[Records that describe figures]
☆ ☆ ☆ ☆ ☆

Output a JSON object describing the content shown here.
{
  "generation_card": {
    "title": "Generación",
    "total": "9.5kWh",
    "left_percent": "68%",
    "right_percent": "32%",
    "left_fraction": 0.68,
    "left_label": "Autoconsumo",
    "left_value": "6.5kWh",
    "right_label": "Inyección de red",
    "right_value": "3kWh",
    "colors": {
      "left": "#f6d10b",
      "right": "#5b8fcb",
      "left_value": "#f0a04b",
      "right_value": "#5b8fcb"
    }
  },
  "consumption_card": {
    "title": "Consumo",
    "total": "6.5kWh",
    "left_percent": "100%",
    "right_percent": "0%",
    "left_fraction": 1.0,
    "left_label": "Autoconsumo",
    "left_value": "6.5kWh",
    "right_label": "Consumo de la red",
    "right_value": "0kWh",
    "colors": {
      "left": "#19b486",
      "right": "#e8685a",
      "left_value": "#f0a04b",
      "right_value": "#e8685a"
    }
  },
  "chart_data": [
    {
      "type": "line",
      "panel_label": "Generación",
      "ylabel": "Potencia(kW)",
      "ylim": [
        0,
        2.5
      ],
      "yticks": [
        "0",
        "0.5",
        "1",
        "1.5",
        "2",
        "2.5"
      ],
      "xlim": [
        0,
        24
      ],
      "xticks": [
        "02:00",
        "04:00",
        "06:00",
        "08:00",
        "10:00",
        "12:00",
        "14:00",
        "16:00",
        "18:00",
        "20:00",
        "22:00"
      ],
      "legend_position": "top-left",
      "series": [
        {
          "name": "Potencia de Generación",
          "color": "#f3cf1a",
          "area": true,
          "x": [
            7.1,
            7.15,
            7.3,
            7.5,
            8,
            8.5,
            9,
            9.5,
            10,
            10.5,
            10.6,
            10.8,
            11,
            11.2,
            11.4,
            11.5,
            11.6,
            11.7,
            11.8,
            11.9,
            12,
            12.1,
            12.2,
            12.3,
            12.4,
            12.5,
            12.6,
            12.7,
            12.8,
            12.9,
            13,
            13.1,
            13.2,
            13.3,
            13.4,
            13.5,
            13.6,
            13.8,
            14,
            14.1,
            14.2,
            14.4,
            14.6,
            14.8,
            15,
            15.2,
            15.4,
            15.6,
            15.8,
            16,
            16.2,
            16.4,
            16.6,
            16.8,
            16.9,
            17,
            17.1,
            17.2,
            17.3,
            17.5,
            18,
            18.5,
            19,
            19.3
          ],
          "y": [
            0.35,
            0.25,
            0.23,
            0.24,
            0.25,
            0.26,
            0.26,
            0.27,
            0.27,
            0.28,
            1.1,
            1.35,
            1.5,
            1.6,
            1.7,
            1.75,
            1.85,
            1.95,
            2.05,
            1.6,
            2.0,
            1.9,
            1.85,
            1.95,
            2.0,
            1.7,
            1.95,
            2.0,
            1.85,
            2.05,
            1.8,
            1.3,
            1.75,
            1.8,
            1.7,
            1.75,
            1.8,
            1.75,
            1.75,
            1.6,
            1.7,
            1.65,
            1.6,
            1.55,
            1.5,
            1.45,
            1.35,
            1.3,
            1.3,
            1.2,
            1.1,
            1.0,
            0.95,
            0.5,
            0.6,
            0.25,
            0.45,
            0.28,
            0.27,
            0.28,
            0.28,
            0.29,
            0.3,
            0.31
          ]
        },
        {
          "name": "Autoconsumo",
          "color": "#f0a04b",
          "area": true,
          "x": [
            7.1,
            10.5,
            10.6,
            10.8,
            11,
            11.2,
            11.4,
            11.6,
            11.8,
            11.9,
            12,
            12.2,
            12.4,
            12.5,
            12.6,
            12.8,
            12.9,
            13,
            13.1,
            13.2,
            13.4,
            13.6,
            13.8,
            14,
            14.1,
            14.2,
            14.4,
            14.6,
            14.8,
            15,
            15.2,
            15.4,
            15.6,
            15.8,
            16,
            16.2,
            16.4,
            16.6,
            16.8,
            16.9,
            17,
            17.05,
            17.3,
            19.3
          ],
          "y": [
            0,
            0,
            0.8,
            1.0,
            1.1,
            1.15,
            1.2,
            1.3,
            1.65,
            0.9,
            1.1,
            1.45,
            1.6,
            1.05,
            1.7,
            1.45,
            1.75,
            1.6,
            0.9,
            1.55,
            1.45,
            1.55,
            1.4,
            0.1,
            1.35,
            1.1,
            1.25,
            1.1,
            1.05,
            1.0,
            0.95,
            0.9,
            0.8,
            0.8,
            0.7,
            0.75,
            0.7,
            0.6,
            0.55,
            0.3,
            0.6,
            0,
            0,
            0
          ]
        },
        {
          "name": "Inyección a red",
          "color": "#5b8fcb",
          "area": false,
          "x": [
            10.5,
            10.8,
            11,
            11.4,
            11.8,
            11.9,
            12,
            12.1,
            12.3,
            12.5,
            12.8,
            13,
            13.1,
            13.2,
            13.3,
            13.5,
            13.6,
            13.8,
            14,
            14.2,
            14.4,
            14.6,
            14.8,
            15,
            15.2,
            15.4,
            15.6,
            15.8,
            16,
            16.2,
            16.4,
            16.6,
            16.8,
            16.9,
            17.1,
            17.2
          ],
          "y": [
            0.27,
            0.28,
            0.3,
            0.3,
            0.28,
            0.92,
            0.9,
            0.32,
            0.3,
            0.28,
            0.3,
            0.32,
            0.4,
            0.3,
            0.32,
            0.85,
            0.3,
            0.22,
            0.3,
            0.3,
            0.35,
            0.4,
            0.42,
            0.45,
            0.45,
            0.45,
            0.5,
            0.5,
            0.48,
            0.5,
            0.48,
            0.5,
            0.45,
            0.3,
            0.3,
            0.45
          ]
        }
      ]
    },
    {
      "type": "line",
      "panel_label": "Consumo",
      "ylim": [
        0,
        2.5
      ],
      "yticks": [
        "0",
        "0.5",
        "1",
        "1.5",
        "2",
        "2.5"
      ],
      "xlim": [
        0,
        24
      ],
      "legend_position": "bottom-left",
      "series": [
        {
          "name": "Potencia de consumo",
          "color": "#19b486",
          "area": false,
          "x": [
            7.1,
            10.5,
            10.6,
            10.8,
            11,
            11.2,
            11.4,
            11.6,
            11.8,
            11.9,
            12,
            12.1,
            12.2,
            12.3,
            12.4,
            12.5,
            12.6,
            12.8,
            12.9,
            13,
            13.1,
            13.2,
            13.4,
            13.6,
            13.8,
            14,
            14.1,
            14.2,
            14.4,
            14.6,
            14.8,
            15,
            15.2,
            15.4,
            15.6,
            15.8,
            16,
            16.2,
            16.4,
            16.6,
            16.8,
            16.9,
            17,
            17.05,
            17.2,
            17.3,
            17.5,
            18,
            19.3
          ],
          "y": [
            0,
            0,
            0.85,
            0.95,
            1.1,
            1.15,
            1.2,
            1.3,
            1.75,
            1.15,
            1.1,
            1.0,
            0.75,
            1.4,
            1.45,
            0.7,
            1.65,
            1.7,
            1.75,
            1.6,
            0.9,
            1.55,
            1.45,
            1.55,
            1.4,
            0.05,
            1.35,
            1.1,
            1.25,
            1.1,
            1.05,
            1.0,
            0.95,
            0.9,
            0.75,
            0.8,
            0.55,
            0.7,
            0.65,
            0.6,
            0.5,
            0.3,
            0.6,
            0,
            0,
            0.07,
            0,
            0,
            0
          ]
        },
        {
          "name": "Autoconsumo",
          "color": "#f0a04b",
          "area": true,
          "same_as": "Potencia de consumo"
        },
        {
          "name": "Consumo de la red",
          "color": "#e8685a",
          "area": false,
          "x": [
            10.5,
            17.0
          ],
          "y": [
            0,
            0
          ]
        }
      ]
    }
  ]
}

☆ ☆ ☆ ☆ ☆

- **Task to complete**:
Retype the records above exactly.

- **Solution to this exercise**:
Output a JSON object describing the content shown here.
{
  "generation_card": {
    "title": "Generación",
    "total": "9.5kWh",
    "left_percent": "68%",
    "right_percent": "32%",
    "left_fraction": 0.68,
    "left_label": "Autoconsumo",
    "left_value": "6.5kWh",
    "right_label": "Inyección de red",
    "right_value": "3kWh",
    "colors": {
      "left": "#f6d10b",
      "right": "#5b8fcb",
      "left_value": "#f0a04b",
      "right_value": "#5b8fcb"
    }
  },
  "consumption_card": {
    "title": "Consumo",
    "total": "6.5kWh",
    "left_percent": "100%",
    "right_percent": "0%",
    "left_fraction": 1.0,
    "left_label": "Autoconsumo",
    "left_value": "6.5kWh",
    "right_label": "Consumo de la red",
    "right_value": "0kWh",
    "colors": {
      "left": "#19b486",
      "right": "#e8685a",
      "left_value": "#f0a04b",
      "right_value": "#e8685a"
    }
  },
  "chart_data": [
    {
      "type": "line",
      "panel_label": "Generación",
      "ylabel": "Potencia(kW)",
      "ylim": [
        0,
        2.5
      ],
      "yticks": [
        "0",
        "0.5",
        "1",
        "1.5",
        "2",
        "2.5"
      ],
      "xlim": [
        0,
        24
      ],
      "xticks": [
        "02:00",
        "04:00",
        "06:00",
        "08:00",
        "10:00",
        "12:00",
        "14:00",
        "16:00",
        "18:00",
        "20:00",
        "22:00"
      ],
      "legend_position": "top-left",
      "series": [
        {
          "name": "Potencia de Generación",
          "color": "#f3cf1a",
          "area": true,
          "x": [
            7.1,
            7.15,
            7.3,
            7.5,
            8,
            8.5,
            9,
            9.5,
            10,
            10.5,
            10.6,
            10.8,
            11,
            11.2,
            11.4,
            11.5,
            11.6,
            11.7,
            11.8,
            11.9,
            12,
            12.1,
            12.2,
            12.3,
            12.4,
            12.5,
            12.6,
            12.7,
            12.8,
            12.9,
            13,
            13.1,
            13.2,
            13.3,
            13.4,
            13.5,
            13.6,
            13.8,
            14,
            14.1,
            14.2,
            14.4,
            14.6,
            14.8,
            15,
            15.2,
            15.4,
            15.6,
            15.8,
            16,
            16.2,
            16.4,
            16.6,
            16.8,
            16.9,
            17,
            17.1,
            17.2,
            17.3,
            17.5,
            18,
            18.5,
            19,
            19.3
          ],
          "y": [
            0.35,
            0.25,
            0.23,
            0.24,
            0.25,
            0.26,
            0.26,
            0.27,
            0.27,
            0.28,
            1.1,
            1.35,
            1.5,
            1.6,
            1.7,
            1.75,
            1.85,
            1.95,
            2.05,
            1.6,
            2.0,
            1.9,
            1.85,
            1.95,
            2.0,
            1.7,
            1.95,
            2.0,
            1.85,
            2.05,
            1.8,
            1.3,
            1.75,
            1.8,
            1.7,
            1.75,
            1.8,
            1.75,
            1.75,
            1.6,
            1.7,
            1.65,
            1.6,
            1.55,
            1.5,
            1.45,
            1.35,
            1.3,
            1.3,
            1.2,
            1.1,
            1.0,
            0.95,
            0.5,
            0.6,
            0.25,
            0.45,
            0.28,
            0.27,
            0.28,
            0.28,
            0.29,
            0.3,
            0.31
          ]
        },
        {
          "name": "Autoconsumo",
          "color": "#f0a04b",
          "area": true,
          "x": [
            7.1,
            10.5,
            10.6,
            10.8,
            11,
            11.2,
            11.4,
            11.6,
            11.8,
            11.9,
            12,
            12.2,
            12.4,
            12.5,
            12.6,
            12.8,
            12.9,
            13,
            13.1,
            13.2,
            13.4,
            13.6,
            13.8,
            14,
            14.1,
            14.2,
            14.4,
            14.6,
            14.8,
            15,
            15.2,
            15.4,
            15.6,
            15.8,
            16,
            16.2,
            16.4,
            16.6,
            16.8,
            16.9,
            17,
            17.05,
            17.3,
            19.3
          ],
          "y": [
            0,
            0,
            0.8,
            1.0,
            1.1,
            1.15,
            1.2,
            1.3,
            1.65,
            0.9,
            1.1,
            1.45,
            1.6,
            1.05,
            1.7,
            1.45,
            1.75,
            1.6,
            0.9,
            1.55,
            1.45,
            1.55,
            1.4,
            0.1,
            1.35,
            1.1,
            1.25,
            1.1,
            1.05,
            1.0,
            0.95,
            0.9,
            0.8,
            0.8,
            0.7,
            0.75,
            0.7,
            0.6,
            0.55,
            0.3,
            0.6,
            0,
            0,
            0
          ]
        },
        {
          "name": "Inyección a red",
          "color": "#5b8fcb",
          "area": false,
          "x": [
            10.5,
            10.8,
            11,
            11.4,
            11.8,
            11.9,
            12,
            12.1,
            12.3,
            12.5,
            12.8,
            13,
            13.1,
            13.2,
            13.3,
            13.5,
            13.6,
            13.8,
            14,
            14.2,
            14.4,
            14.6,
            14.8,
            15,
            15.2,
            15.4,
            15.6,
            15.8,
            16,
            16.2,
            16.4,
            16.6,
            16.8,
            16.9,
            17.1,
            17.2
          ],
          "y": [
            0.27,
            0.28,
            0.3,
            0.3,
            0.28,
            0.92,
            0.9,
            0.32,
            0.3,
            0.28,
            0.3,
            0.32,
            0.4,
            0.3,
            0.32,
            0.85,
            0.3,
            0.22,
            0.3,
            0.3,
            0.35,
            0.4,
            0.42,
            0.45,
            0.45,
            0.45,
            0.5,
            0.5,
            0.48,
            0.5,
            0.48,
            0.5,
            0.45,
            0.3,
            0.3,
            0.45
          ]
        }
      ]
    },
    {
      "type": "line",
      "panel_label": "Consumo",
      "ylim": [
        0,
        2.5
      ],
      "yticks": [
        "0",
        "0.5",
        "1",
        "1.5",
        "2",
        "2.5"
      ],
      "xlim": [
        0,
        24
      ],
      "legend_position": "bottom-left",
      "series": [
        {
          "name": "Potencia de consumo",
          "color": "#19b486",
          "area": false,
          "x": [
            7.1,
            10.5,
            10.6,
            10.8,
            11,
            11.2,
            11.4,
            11.6,
            11.8,
            11.9,
            12,
            12.1,
            12.2,
            12.3,
            12.4,
            12.5,
            12.6,
            12.8,
            12.9,
            13,
            13.1,
            13.2,
            13.4,
            13.6,
            13.8,
            14,
            14.1,
            14.2,
            14.4,
            14.6,
            14.8,
            15,
            15.2,
            15.4,
            15.6,
            15.8,
            16,
            16.2,
            16.4,
            16.6,
            16.8,
            16.9,
            17,
            17.05,
            17.2,
            17.3,
            17.5,
            18,
            19.3
          ],
          "y": [
            0,
            0,
            0.85,
            0.95,
            1.1,
            1.15,
            1.2,
            1.3,
            1.75,
            1.15,
            1.1,
            1.0,
            0.75,
            1.4,
            1.45,
            0.7,
            1.65,
            1.7,
            1.75,
            1.6,
            0.9,
            1.55,
            1.45,
            1.55,
            1.4,
            0.05,
            1.35,
            1.1,
            1.25,
            1.1,
            1.05,
            1.0,
            0.95,
            0.9,
            0.75,
            0.8,
            0.55,
            0.7,
            0.65,
            0.6,
            0.5,
            0.3,
            0.6,
            0,
            0,
            0.07,
            0,
            0,
            0
          ]
        },
        {
          "name": "Autoconsumo",
          "color": "#f0a04b",
          "area": true,
          "same_as": "Potencia de consumo"
        },
        {
          "name": "Consumo de la red",
          "color": "#e8685a",
          "area": false,
          "x": [
            10.5,
            17.0
          ],
          "y": [
            0,
            0
          ]
        }
      ]
    }
  ]
}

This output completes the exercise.